Brief: Where a line holds "behavior", copy it.

Data entries

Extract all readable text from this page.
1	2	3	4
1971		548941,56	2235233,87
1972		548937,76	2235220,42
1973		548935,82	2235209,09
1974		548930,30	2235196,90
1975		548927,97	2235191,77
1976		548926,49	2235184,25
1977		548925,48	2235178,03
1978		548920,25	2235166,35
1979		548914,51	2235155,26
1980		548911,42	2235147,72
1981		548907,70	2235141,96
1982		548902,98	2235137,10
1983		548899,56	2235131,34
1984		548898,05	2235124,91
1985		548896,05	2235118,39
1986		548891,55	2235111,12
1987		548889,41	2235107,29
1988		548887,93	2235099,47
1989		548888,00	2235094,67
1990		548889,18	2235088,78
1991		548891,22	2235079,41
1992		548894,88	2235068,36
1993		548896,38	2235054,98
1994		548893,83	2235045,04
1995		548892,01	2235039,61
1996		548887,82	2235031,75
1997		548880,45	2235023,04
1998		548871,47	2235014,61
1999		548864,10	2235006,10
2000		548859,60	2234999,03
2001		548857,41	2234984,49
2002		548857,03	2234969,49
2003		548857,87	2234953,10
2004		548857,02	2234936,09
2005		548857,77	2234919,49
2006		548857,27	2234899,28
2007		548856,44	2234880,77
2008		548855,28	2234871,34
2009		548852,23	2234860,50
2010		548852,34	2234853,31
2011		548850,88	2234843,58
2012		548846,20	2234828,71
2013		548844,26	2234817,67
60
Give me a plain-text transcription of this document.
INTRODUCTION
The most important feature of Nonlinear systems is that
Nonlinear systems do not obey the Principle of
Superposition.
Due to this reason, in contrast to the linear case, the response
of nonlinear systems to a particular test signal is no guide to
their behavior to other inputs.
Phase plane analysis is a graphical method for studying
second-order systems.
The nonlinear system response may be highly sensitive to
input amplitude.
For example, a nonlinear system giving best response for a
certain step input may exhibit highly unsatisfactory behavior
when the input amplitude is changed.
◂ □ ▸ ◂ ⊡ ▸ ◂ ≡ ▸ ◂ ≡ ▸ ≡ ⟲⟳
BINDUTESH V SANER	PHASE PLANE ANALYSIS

Solution:
their behavior to other inputs.
certain step input may exhibit highly unsatisfactory behavior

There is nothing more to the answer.